======== Record set
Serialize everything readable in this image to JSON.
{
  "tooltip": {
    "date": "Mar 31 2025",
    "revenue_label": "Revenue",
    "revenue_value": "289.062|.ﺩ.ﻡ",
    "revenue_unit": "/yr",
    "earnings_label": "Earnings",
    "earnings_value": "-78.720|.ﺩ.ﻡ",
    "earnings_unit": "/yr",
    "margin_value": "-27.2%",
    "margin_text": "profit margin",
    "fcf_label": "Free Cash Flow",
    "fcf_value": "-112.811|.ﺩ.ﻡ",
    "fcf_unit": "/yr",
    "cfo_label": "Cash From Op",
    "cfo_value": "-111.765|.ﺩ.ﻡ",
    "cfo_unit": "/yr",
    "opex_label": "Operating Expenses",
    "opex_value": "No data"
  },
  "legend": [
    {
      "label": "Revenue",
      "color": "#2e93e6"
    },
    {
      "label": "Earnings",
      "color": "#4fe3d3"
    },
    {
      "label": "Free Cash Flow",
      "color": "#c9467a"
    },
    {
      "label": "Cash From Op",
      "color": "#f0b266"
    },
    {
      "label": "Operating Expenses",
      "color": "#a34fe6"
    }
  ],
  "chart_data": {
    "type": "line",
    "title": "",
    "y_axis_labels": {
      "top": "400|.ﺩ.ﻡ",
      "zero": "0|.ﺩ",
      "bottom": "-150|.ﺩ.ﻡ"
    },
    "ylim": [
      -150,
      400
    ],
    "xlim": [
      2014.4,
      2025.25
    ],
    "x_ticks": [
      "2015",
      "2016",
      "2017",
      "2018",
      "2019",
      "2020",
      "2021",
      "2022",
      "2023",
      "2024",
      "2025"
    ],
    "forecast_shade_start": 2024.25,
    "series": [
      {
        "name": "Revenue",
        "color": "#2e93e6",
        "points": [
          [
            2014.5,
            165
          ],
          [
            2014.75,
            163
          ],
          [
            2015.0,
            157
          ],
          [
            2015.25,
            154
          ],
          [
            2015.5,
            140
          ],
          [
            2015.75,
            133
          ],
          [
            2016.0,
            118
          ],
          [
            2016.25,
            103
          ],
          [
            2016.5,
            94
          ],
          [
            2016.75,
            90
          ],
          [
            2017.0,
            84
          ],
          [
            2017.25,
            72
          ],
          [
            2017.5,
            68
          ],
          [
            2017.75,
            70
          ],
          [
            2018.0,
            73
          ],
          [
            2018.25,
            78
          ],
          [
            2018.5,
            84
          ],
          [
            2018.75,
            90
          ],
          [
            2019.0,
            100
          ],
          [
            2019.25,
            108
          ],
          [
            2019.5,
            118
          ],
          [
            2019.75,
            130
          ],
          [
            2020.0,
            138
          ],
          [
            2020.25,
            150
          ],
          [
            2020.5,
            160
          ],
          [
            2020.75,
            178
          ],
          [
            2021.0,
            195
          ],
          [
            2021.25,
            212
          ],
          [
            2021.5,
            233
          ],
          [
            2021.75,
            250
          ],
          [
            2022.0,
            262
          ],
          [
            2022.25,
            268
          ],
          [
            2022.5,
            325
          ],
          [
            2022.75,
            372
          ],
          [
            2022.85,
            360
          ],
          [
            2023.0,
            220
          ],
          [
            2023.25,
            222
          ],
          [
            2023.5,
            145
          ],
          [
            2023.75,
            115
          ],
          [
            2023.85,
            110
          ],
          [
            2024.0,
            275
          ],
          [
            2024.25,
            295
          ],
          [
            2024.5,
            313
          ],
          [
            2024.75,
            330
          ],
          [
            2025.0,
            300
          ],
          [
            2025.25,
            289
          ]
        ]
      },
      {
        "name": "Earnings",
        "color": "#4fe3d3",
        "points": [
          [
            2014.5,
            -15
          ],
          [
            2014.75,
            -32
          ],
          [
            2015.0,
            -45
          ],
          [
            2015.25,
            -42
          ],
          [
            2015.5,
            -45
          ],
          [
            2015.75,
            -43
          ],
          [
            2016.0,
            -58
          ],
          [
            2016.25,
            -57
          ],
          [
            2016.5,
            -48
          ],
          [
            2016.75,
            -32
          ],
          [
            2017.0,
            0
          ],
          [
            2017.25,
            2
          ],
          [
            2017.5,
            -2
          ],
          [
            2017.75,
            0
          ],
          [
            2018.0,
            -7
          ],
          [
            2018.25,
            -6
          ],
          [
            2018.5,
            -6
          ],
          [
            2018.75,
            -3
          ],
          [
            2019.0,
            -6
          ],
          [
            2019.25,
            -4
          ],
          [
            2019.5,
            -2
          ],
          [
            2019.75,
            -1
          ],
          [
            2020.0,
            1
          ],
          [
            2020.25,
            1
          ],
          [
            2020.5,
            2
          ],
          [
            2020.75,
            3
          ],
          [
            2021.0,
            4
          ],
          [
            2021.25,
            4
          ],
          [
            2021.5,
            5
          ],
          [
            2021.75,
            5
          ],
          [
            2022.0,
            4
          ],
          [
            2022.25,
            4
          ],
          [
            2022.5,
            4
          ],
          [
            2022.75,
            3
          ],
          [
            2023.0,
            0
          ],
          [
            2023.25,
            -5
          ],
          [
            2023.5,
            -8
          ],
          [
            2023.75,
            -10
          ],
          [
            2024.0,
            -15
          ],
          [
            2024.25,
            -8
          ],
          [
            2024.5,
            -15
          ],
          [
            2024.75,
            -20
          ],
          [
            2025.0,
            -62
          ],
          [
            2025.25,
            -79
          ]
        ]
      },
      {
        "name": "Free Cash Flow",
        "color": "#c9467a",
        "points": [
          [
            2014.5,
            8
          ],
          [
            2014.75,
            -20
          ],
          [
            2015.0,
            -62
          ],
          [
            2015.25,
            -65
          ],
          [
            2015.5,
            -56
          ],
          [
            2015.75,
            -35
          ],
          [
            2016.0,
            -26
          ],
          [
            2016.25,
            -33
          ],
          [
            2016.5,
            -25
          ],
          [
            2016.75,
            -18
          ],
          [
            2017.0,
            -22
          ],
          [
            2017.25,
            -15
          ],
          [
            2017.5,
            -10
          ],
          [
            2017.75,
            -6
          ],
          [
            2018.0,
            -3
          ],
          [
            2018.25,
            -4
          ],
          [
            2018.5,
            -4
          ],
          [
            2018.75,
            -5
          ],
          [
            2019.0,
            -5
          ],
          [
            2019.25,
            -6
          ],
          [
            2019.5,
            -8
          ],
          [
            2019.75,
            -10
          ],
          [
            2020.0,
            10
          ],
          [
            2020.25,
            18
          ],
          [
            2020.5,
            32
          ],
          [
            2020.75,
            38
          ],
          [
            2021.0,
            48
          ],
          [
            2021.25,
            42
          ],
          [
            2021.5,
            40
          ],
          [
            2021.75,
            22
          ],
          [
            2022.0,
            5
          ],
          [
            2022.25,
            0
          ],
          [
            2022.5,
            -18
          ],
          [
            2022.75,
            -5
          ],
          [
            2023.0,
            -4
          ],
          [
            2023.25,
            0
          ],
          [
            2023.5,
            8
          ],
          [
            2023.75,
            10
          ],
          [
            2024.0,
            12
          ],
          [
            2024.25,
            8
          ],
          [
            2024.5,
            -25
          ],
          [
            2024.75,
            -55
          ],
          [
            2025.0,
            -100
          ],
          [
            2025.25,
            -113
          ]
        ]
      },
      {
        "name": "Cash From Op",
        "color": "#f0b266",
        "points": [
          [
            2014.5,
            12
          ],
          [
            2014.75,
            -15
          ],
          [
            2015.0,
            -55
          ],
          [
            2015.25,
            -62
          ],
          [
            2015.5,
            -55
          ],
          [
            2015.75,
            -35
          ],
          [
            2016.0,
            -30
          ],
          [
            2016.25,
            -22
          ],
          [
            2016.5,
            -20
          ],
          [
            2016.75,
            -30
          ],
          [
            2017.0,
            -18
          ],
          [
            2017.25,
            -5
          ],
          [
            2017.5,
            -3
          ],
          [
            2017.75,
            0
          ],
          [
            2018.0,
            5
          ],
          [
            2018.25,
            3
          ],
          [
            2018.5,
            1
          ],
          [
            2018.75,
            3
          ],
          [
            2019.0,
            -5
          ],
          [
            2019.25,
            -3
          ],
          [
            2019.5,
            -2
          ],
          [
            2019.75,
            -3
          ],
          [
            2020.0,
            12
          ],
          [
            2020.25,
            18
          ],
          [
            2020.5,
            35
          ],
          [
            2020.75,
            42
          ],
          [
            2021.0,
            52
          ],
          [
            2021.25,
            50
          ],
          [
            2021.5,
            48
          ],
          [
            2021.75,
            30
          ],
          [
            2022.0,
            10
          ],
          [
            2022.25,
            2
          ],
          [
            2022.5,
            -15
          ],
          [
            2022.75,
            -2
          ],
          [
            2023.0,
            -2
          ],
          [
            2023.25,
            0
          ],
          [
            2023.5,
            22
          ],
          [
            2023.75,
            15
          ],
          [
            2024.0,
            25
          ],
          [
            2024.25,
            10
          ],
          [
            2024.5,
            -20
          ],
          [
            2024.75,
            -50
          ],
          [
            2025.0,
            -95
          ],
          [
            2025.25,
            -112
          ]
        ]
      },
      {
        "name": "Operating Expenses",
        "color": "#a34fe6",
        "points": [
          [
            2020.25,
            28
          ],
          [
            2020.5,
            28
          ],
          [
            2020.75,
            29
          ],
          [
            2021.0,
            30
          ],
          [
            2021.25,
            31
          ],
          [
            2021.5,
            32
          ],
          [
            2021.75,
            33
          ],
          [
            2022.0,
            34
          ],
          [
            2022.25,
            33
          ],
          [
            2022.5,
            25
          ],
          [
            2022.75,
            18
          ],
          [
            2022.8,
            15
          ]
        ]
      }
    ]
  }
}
================
• [Your task]:
Choose all lines containing the string "Free" and copy them out.

• [Exercise response]:
    "fcf_label": "Free Cash Flow",
      "label": "Free Cash Flow",
        "name": "Free Cash Flow",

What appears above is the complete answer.